__Your instructions__.
Repeat the listing exactly as given, omitting every image.

>>>>>

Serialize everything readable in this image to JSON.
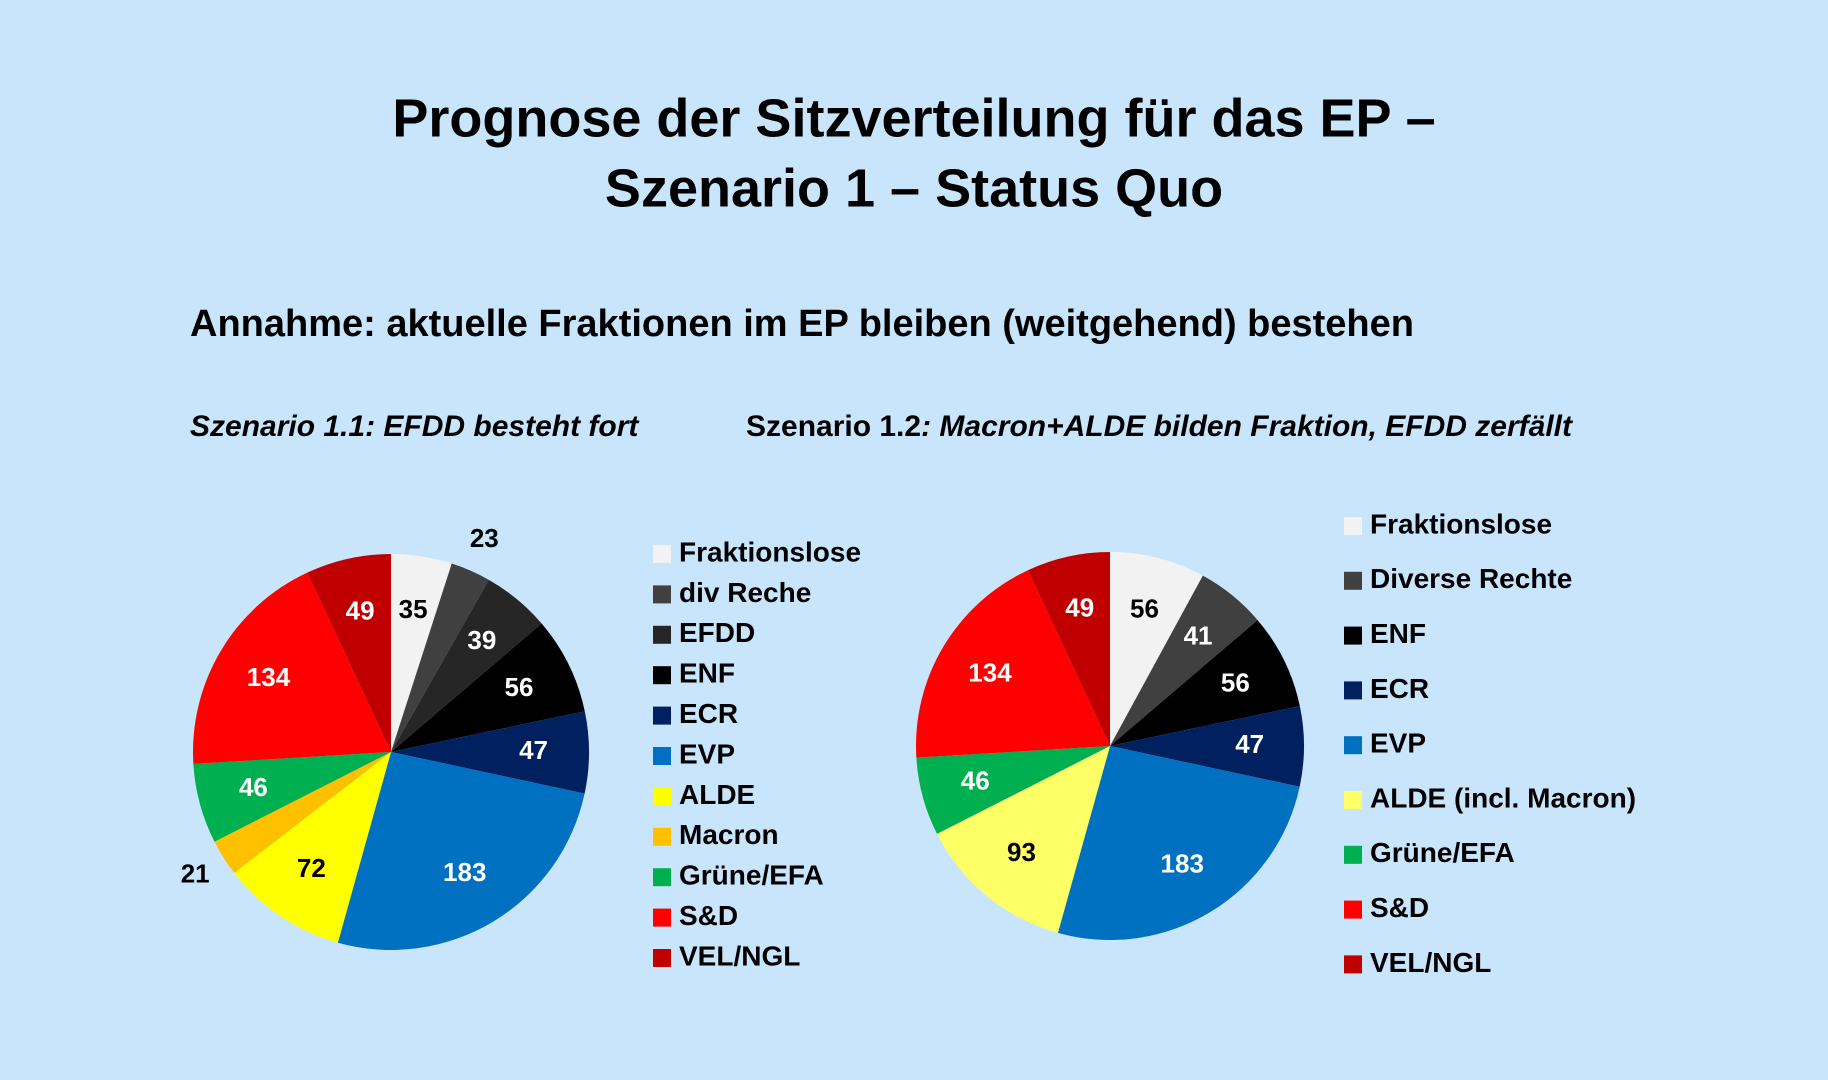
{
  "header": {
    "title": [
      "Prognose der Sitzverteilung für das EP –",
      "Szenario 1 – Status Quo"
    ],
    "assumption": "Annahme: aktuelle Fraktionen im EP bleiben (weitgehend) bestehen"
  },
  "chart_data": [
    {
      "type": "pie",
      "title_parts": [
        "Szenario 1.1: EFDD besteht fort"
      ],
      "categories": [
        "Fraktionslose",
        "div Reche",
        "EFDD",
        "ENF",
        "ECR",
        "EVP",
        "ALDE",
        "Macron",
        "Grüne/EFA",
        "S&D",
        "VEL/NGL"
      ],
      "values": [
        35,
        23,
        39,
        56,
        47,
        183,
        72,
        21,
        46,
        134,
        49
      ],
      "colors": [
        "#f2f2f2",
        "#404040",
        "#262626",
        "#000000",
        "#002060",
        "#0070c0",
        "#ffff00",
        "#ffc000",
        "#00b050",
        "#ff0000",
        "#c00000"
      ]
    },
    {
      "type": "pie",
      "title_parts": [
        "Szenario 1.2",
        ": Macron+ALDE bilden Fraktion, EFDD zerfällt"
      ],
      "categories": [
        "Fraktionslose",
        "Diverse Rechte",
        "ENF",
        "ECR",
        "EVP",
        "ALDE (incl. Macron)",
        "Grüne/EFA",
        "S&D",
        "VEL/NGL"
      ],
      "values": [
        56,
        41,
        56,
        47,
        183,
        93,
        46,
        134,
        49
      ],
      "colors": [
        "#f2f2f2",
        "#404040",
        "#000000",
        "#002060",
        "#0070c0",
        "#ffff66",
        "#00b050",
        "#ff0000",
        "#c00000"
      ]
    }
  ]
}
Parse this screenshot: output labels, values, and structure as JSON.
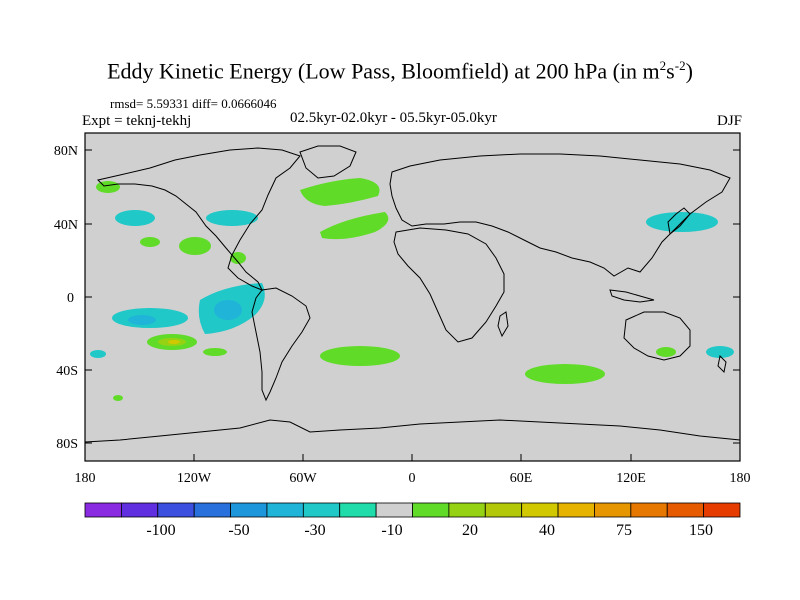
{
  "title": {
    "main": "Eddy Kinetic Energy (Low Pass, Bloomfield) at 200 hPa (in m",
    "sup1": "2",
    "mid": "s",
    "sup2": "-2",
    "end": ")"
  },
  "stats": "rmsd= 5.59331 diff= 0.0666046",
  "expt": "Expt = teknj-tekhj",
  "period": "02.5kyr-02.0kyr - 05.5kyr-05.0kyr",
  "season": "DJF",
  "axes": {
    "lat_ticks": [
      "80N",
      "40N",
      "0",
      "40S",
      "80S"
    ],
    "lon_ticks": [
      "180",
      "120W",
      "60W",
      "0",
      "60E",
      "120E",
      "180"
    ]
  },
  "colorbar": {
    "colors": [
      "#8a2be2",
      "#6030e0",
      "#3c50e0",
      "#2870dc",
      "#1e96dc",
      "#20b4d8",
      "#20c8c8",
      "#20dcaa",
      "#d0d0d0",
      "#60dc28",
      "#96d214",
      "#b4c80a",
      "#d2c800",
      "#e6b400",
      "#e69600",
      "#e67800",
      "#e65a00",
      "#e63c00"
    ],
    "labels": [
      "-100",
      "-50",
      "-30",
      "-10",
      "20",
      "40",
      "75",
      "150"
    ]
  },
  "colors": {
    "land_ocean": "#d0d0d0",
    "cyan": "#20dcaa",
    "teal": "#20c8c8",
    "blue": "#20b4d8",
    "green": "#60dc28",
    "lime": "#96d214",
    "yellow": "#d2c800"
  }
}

<<<<<

__Full response__.
Serialize everything readable in this image to JSON.
{
  "header": {
    "title": [
      "Prognose der Sitzverteilung für das EP –",
      "Szenario 1 – Status Quo"
    ],
    "assumption": "Annahme: aktuelle Fraktionen im EP bleiben (weitgehend) bestehen"
  },
  "chart_data": [
    {
      "type": "pie",
      "title_parts": [
        "Szenario 1.1: EFDD besteht fort"
      ],
      "categories": [
        "Fraktionslose",
        "div Reche",
        "EFDD",
        "ENF",
        "ECR",
        "EVP",
        "ALDE",
        "Macron",
        "Grüne/EFA",
        "S&D",
        "VEL/NGL"
      ],
      "values": [
        35,
        23,
        39,
        56,
        47,
        183,
        72,
        21,
        46,
        134,
        49
      ],
      "colors": [
        "#f2f2f2",
        "#404040",
        "#262626",
        "#000000",
        "#002060",
        "#0070c0",
        "#ffff00",
        "#ffc000",
        "#00b050",
        "#ff0000",
        "#c00000"
      ]
    },
    {
      "type": "pie",
      "title_parts": [
        "Szenario 1.2",
        ": Macron+ALDE bilden Fraktion, EFDD zerfällt"
      ],
      "categories": [
        "Fraktionslose",
        "Diverse Rechte",
        "ENF",
        "ECR",
        "EVP",
        "ALDE (incl. Macron)",
        "Grüne/EFA",
        "S&D",
        "VEL/NGL"
      ],
      "values": [
        56,
        41,
        56,
        47,
        183,
        93,
        46,
        134,
        49
      ],
      "colors": [
        "#f2f2f2",
        "#404040",
        "#000000",
        "#002060",
        "#0070c0",
        "#ffff66",
        "#00b050",
        "#ff0000",
        "#c00000"
      ]
    }
  ]
}
Parse this screenshot: output labels, values, and structure as JSON.
{
  "title": {
    "main": "Eddy Kinetic Energy (Low Pass, Bloomfield) at 200 hPa (in m",
    "sup1": "2",
    "mid": "s",
    "sup2": "-2",
    "end": ")"
  },
  "stats": "rmsd= 5.59331 diff= 0.0666046",
  "expt": "Expt = teknj-tekhj",
  "period": "02.5kyr-02.0kyr - 05.5kyr-05.0kyr",
  "season": "DJF",
  "axes": {
    "lat_ticks": [
      "80N",
      "40N",
      "0",
      "40S",
      "80S"
    ],
    "lon_ticks": [
      "180",
      "120W",
      "60W",
      "0",
      "60E",
      "120E",
      "180"
    ]
  },
  "colorbar": {
    "colors": [
      "#8a2be2",
      "#6030e0",
      "#3c50e0",
      "#2870dc",
      "#1e96dc",
      "#20b4d8",
      "#20c8c8",
      "#20dcaa",
      "#d0d0d0",
      "#60dc28",
      "#96d214",
      "#b4c80a",
      "#d2c800",
      "#e6b400",
      "#e69600",
      "#e67800",
      "#e65a00",
      "#e63c00"
    ],
    "labels": [
      "-100",
      "-50",
      "-30",
      "-10",
      "20",
      "40",
      "75",
      "150"
    ]
  },
  "colors": {
    "land_ocean": "#d0d0d0",
    "cyan": "#20dcaa",
    "teal": "#20c8c8",
    "blue": "#20b4d8",
    "green": "#60dc28",
    "lime": "#96d214",
    "yellow": "#d2c800"
  }
}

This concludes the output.